Excerpt from a dataset:
+ + + + +

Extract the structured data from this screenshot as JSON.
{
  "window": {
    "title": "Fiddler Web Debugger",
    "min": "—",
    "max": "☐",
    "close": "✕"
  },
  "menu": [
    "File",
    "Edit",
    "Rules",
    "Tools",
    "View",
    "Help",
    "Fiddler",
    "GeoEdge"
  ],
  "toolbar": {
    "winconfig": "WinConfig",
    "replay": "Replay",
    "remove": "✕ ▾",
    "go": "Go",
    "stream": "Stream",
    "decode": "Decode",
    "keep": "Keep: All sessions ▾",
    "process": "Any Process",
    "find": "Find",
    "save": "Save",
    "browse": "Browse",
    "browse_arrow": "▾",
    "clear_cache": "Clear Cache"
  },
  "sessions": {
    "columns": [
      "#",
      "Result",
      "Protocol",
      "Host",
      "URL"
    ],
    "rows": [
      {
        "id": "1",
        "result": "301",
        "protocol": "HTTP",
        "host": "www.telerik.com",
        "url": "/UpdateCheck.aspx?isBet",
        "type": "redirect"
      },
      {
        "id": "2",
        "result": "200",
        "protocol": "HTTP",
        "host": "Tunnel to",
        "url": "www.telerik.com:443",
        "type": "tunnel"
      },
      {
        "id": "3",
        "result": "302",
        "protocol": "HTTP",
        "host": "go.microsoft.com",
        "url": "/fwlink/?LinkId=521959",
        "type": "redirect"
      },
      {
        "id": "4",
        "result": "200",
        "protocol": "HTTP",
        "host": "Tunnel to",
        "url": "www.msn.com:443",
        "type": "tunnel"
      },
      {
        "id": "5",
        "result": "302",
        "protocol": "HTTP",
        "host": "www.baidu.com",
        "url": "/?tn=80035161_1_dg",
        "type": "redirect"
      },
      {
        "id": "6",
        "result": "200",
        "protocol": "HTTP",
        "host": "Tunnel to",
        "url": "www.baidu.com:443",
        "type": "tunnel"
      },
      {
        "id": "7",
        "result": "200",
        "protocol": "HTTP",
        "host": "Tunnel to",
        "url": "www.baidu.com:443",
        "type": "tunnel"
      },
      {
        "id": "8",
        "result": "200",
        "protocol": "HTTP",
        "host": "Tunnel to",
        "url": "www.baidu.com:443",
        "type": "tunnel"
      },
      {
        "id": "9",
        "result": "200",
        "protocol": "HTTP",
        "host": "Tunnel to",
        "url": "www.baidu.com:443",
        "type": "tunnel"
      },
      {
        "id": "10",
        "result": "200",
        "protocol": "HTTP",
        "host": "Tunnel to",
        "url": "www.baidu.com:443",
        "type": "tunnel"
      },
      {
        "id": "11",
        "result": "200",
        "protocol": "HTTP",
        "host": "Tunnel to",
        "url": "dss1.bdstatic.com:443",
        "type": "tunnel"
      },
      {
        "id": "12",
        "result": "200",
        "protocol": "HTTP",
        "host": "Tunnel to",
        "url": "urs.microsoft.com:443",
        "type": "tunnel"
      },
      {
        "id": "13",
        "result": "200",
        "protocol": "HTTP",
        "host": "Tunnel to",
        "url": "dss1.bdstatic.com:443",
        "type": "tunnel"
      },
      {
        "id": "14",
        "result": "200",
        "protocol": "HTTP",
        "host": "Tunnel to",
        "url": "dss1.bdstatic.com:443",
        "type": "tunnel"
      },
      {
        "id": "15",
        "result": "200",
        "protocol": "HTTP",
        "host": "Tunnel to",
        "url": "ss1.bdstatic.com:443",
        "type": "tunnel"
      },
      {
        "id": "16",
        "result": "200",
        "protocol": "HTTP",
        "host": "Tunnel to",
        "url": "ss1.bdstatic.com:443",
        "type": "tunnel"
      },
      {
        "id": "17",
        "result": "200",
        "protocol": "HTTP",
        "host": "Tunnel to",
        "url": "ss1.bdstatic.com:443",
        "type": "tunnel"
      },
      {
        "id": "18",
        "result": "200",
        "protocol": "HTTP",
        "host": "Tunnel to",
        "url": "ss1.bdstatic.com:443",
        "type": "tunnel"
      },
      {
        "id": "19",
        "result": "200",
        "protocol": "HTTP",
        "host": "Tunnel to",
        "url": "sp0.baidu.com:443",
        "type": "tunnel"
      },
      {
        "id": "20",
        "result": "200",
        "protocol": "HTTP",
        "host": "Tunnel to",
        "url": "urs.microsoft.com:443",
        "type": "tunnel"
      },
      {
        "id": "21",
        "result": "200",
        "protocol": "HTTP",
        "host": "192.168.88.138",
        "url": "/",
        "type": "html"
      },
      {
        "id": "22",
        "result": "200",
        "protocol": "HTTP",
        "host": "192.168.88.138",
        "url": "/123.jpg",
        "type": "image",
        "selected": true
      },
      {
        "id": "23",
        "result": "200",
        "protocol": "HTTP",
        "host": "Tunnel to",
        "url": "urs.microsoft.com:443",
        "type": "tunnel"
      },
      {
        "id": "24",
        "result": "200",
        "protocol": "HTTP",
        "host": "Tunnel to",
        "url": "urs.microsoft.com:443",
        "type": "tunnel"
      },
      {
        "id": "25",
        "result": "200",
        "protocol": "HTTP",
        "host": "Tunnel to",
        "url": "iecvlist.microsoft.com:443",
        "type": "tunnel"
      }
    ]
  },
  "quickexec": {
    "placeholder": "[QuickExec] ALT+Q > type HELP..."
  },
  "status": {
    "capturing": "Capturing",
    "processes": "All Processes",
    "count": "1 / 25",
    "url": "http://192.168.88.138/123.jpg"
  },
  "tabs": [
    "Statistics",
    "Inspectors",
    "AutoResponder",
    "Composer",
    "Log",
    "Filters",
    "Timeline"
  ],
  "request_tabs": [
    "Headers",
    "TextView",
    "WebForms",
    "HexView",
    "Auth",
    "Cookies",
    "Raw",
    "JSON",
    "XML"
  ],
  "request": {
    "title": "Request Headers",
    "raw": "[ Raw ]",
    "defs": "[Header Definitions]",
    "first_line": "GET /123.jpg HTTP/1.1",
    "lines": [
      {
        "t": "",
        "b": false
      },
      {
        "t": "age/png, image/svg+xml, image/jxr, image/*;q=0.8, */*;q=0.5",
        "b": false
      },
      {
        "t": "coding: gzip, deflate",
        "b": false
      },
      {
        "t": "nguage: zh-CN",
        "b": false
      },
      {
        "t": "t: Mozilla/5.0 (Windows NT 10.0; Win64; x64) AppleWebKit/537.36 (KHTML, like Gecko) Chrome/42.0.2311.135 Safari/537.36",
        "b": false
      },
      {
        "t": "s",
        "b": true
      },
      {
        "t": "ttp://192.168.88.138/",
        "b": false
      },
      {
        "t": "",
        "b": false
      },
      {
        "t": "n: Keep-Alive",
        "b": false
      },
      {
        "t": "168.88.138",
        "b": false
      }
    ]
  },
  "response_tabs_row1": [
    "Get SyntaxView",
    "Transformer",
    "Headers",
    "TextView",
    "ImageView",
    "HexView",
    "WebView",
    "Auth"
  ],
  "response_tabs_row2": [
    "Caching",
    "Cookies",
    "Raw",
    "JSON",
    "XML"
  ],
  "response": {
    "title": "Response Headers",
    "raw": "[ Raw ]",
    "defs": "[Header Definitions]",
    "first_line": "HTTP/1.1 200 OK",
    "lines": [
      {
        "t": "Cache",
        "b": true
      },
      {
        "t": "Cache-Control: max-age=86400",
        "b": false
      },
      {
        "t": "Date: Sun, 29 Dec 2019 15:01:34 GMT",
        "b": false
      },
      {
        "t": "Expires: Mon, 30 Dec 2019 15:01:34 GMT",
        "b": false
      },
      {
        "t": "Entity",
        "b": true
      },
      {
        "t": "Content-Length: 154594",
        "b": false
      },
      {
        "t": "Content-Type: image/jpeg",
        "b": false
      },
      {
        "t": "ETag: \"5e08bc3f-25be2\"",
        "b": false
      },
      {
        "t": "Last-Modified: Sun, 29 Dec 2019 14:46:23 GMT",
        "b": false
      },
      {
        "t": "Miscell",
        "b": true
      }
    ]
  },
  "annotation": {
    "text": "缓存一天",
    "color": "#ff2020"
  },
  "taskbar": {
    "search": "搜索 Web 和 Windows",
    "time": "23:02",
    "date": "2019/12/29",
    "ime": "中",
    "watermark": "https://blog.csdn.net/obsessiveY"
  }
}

+ + + + +

* Given exercise:
Search the material above for "Windows". Pull out each line where it shows up.

* Exercise solution:
        "t": "t: Mozilla/5.0 (Windows NT 10.0; Win64; x64) AppleWebKit/537.36 (KHTML, like Gecko) Chrome/42.0.2311.135 Safari/537.36",
    "search": "搜索 Web 和 Windows",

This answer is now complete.